--- begin Records ---

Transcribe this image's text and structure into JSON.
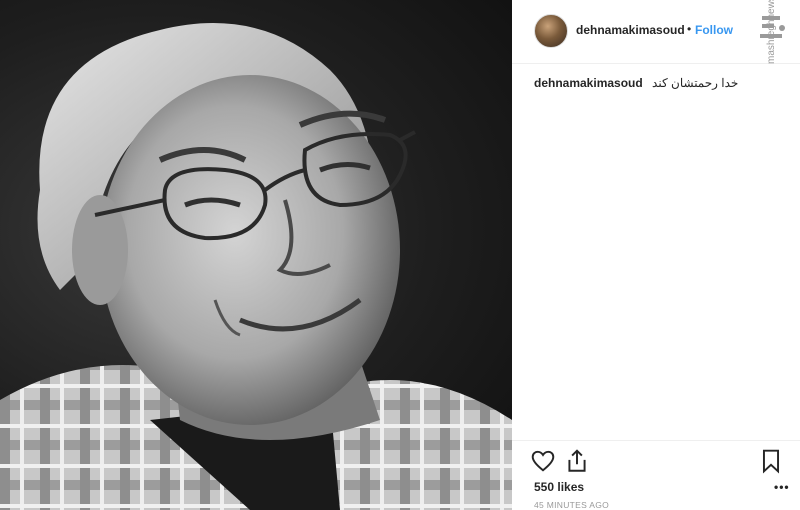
{
  "post": {
    "username": "dehnamakimasoud",
    "separator": "•",
    "follow_label": "Follow",
    "caption_username": "dehnamakimasoud",
    "caption_text": "خدا رحمتشان کند",
    "likes": "550 likes",
    "time": "45 MINUTES AGO",
    "more": "•••"
  },
  "watermark": {
    "logo": "مشرق",
    "url": "mashreghnews.ir"
  },
  "icons": {
    "like": "heart-icon",
    "share": "share-icon",
    "save": "bookmark-icon"
  },
  "colors": {
    "follow": "#3897f0",
    "text": "#262626",
    "muted": "#999999"
  }
}
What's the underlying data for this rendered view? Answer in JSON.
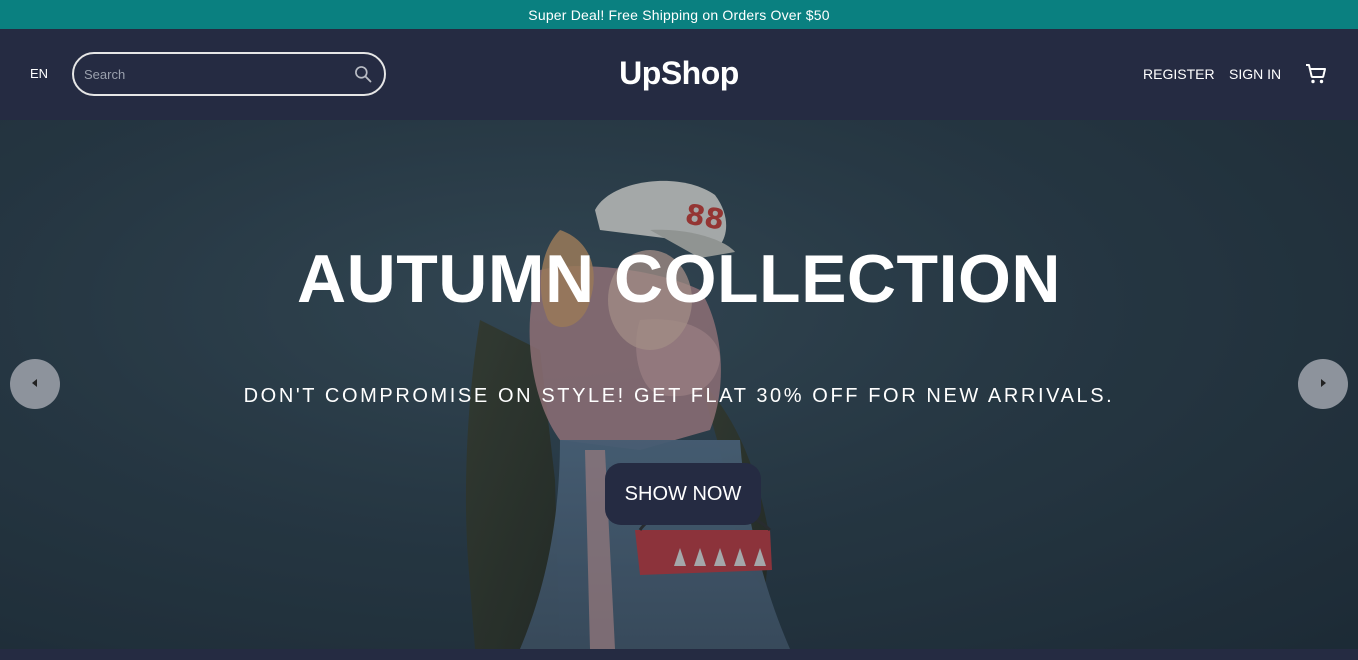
{
  "announcement": {
    "text": "Super Deal! Free Shipping on Orders Over $50",
    "background": "#0a8080"
  },
  "header": {
    "language": "EN",
    "search": {
      "placeholder": "Search",
      "value": "",
      "icon": "search-icon"
    },
    "logo": "UpShop",
    "nav": {
      "register": "REGISTER",
      "sign_in": "SIGN IN",
      "cart_icon": "cart-icon"
    },
    "background": "#252b42"
  },
  "hero": {
    "title": "AUTUMN COLLECTION",
    "subtitle": "DON'T COMPROMISE ON STYLE! GET FLAT 30% OFF FOR NEW ARRIVALS.",
    "cta_label": "SHOW NOW",
    "prev_icon": "chevron-left-icon",
    "next_icon": "chevron-right-icon"
  }
}
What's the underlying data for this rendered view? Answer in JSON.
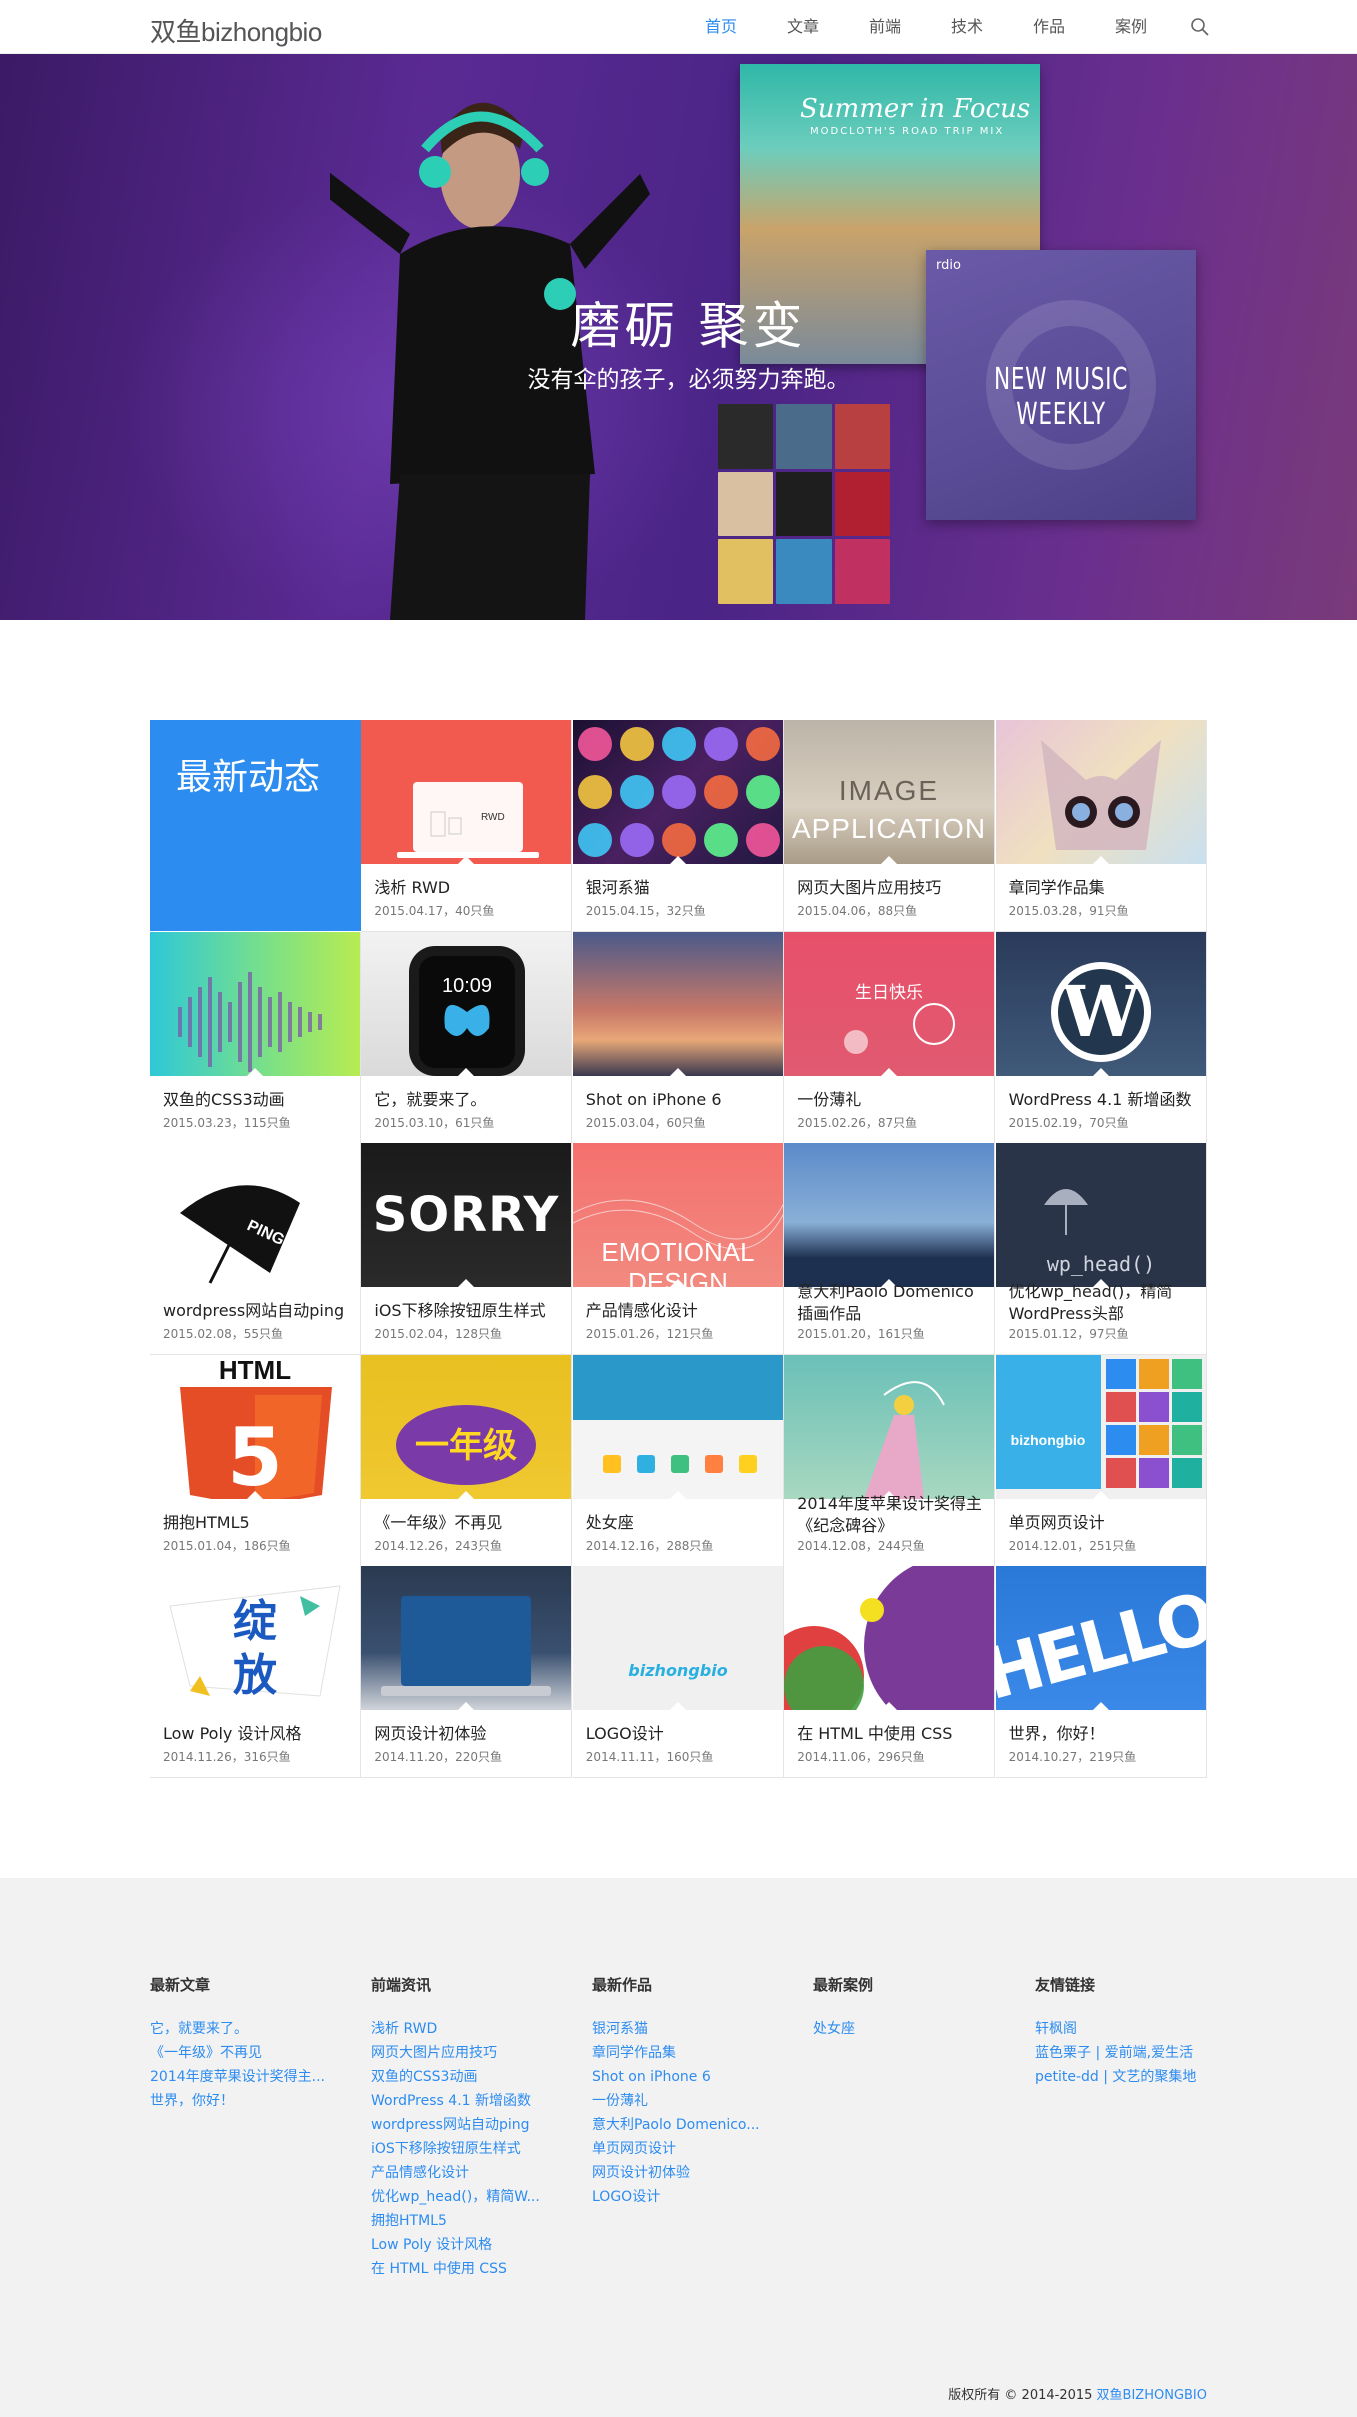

--- end Records ---

- Exercise instructions
Make a word-for-word copy of the entries, without any pictures.

- Worked answer
Transcribe this image's text and structure into JSON.
{
  "post": {
    "username": "dehnamakimasoud",
    "separator": "•",
    "follow_label": "Follow",
    "caption_username": "dehnamakimasoud",
    "caption_text": "خدا رحمتشان کند",
    "likes": "550 likes",
    "time": "45 MINUTES AGO",
    "more": "•••"
  },
  "watermark": {
    "logo": "مشرق",
    "url": "mashreghnews.ir"
  },
  "icons": {
    "like": "heart-icon",
    "share": "share-icon",
    "save": "bookmark-icon"
  },
  "colors": {
    "follow": "#3897f0",
    "text": "#262626",
    "muted": "#999999"
  }
}
What's the underlying data for this rendered view? Answer in JSON.
{
  "announcement": {
    "text": "Super Deal! Free Shipping on Orders Over $50",
    "background": "#0a8080"
  },
  "header": {
    "language": "EN",
    "search": {
      "placeholder": "Search",
      "value": "",
      "icon": "search-icon"
    },
    "logo": "UpShop",
    "nav": {
      "register": "REGISTER",
      "sign_in": "SIGN IN",
      "cart_icon": "cart-icon"
    },
    "background": "#252b42"
  },
  "hero": {
    "title": "AUTUMN COLLECTION",
    "subtitle": "DON'T COMPROMISE ON STYLE! GET FLAT 30% OFF FOR NEW ARRIVALS.",
    "cta_label": "SHOW NOW",
    "prev_icon": "chevron-left-icon",
    "next_icon": "chevron-right-icon"
  }
}
What's the underlying data for this rendered view? Answer in JSON.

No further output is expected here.